[Required work]
In the entries below, transcribe every line from the one containing "y-left-tick-1: 20 — [13, 373, 30, 388]" through the one containing "y-right-tick-2: 10000 — [642, 321, 683, 336]", inclusive, without changing a single character.

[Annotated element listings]
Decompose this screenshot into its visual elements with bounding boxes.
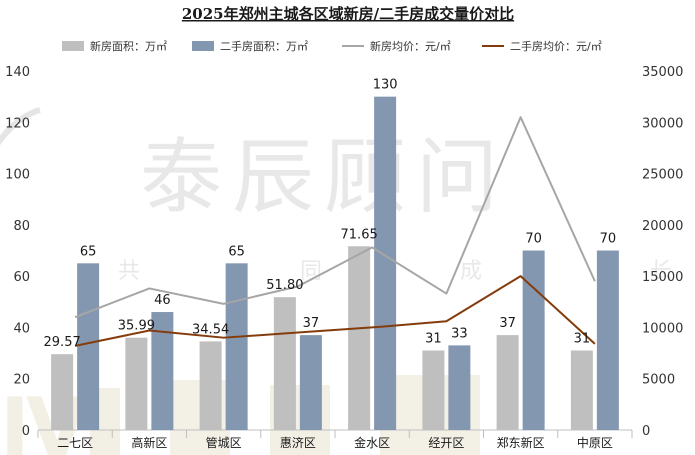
y-left-tick-1: 20 — [13, 373, 30, 388]
chart-title: 2025年郑州主城各区域新房/二手房成交量价对比 — [182, 5, 514, 23]
data-label-second-4: 130 — [373, 78, 398, 93]
bar-second-1 — [151, 312, 174, 430]
axes: 0 20 40 60 80 100 120 140 0 5000 10000 15000 20000 25… — [5, 65, 683, 450]
y-right-tick-2: 10000 — [642, 321, 683, 336]
bar-second-3 — [299, 335, 322, 430]
bar-second-0 — [77, 263, 100, 430]
data-label-second-2: 65 — [228, 244, 245, 259]
data-label-new-0: 29.57 — [44, 335, 81, 350]
x-category-label-0: 二七区 — [57, 436, 93, 450]
bar-second-2 — [225, 263, 248, 430]
x-category-label-5: 经开区 — [428, 436, 464, 450]
data-label-second-0: 65 — [80, 244, 97, 259]
y-left-tick-7: 140 — [5, 65, 30, 80]
watermark-slogan-1: 共 — [118, 259, 140, 284]
data-label-new-5: 31 — [425, 332, 442, 347]
legend-label-2: 新房均价：元/㎡ — [370, 39, 451, 53]
data-label-new-4: 71.65 — [341, 227, 378, 242]
y-right-tick-0: 0 — [642, 424, 650, 439]
legend-label-1: 二手房面积：万㎡ — [220, 39, 308, 53]
bar-second-5 — [448, 345, 471, 430]
bars — [51, 96, 619, 431]
y-right-tick-7: 35000 — [642, 65, 683, 80]
legend: 新房面积：万㎡ 二手房面积：万㎡ 新房均价：元/㎡ 二手房均价：元/㎡ — [62, 39, 602, 53]
legend-swatch-0 — [62, 41, 84, 51]
bar-new-4 — [348, 246, 371, 430]
svg-text:Ⅳ: Ⅳ — [0, 381, 88, 455]
line-series-second-price — [74, 275, 596, 347]
data-label-second-7: 70 — [600, 232, 617, 247]
data-labels: 29.57 35.99 34.54 51.80 71.65 31 37 31 65 46 65 37 1… — [44, 78, 617, 351]
y-right-tick-1: 5000 — [642, 373, 675, 388]
watermark-slogan-3: 成 — [460, 259, 482, 284]
y-left-tick-3: 60 — [13, 270, 30, 285]
x-category-label-2: 管城区 — [206, 435, 242, 450]
x-category-label-4: 金水区 — [354, 435, 390, 450]
y-left-tick-5: 100 — [5, 168, 30, 183]
bar-second-4 — [374, 96, 397, 431]
y-left-tick-0: 0 — [22, 424, 30, 439]
data-label-new-3: 51.80 — [266, 278, 303, 293]
watermark: 泰辰顾问 共 同 成 长 — [118, 130, 672, 284]
x-category-label-6: 郑东新区 — [497, 435, 545, 450]
y-left-tick-2: 40 — [13, 321, 30, 336]
watermark-slogan-2: 同 — [300, 259, 322, 284]
bar-new-0 — [51, 354, 74, 430]
x-category-label-7: 中原区 — [577, 435, 613, 450]
data-label-second-1: 46 — [154, 293, 171, 308]
bar-new-1 — [125, 337, 148, 430]
data-label-new-1: 35.99 — [118, 319, 155, 334]
watermark-brand: 泰辰顾问 — [140, 130, 508, 225]
lines — [74, 116, 596, 347]
data-label-new-6: 37 — [499, 316, 516, 331]
x-category-label-3: 惠济区 — [280, 435, 316, 450]
bar-new-2 — [199, 341, 222, 430]
legend-label-0: 新房面积：万㎡ — [90, 39, 167, 53]
bar-new-6 — [496, 335, 519, 430]
y-right-tick-3: 15000 — [642, 270, 683, 285]
y-left-tick-6: 120 — [5, 116, 30, 131]
y-left-tick-4: 80 — [13, 219, 30, 234]
legend-label-3: 二手房均价：元/㎡ — [510, 39, 602, 53]
data-label-second-6: 70 — [525, 232, 542, 247]
bar-new-5 — [422, 350, 445, 430]
bar-second-6 — [522, 250, 545, 430]
bar-second-7 — [596, 250, 619, 430]
legend-swatch-1 — [192, 41, 214, 51]
data-label-second-5: 33 — [451, 326, 468, 341]
y-right-tick-6: 30000 — [642, 116, 683, 131]
data-label-second-3: 37 — [303, 316, 320, 331]
bar-new-7 — [570, 350, 593, 430]
y-right-tick-4: 20000 — [642, 219, 683, 234]
data-label-new-2: 34.54 — [192, 322, 229, 337]
x-category-label-1: 高新区 — [131, 435, 167, 450]
data-label-new-7: 31 — [574, 332, 591, 347]
y-right-tick-5: 25000 — [642, 168, 683, 183]
bar-new-3 — [273, 297, 296, 430]
line-series-new-price — [74, 116, 596, 319]
watermark-slogan-4: 长 — [650, 259, 672, 284]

[The completed task]
y-left-tick-1: 20 — [13, 373, 30, 388]
chart-title: 2025年郑州主城各区域新房/二手房成交量价对比 — [182, 5, 514, 23]
data-label-second-4: 130 — [373, 78, 398, 93]
bar-second-1 — [151, 312, 174, 430]
axes: 0 20 40 60 80 100 120 140 0 5000 10000 15000 20000 25… — [5, 65, 683, 450]
y-right-tick-2: 10000 — [642, 321, 683, 336]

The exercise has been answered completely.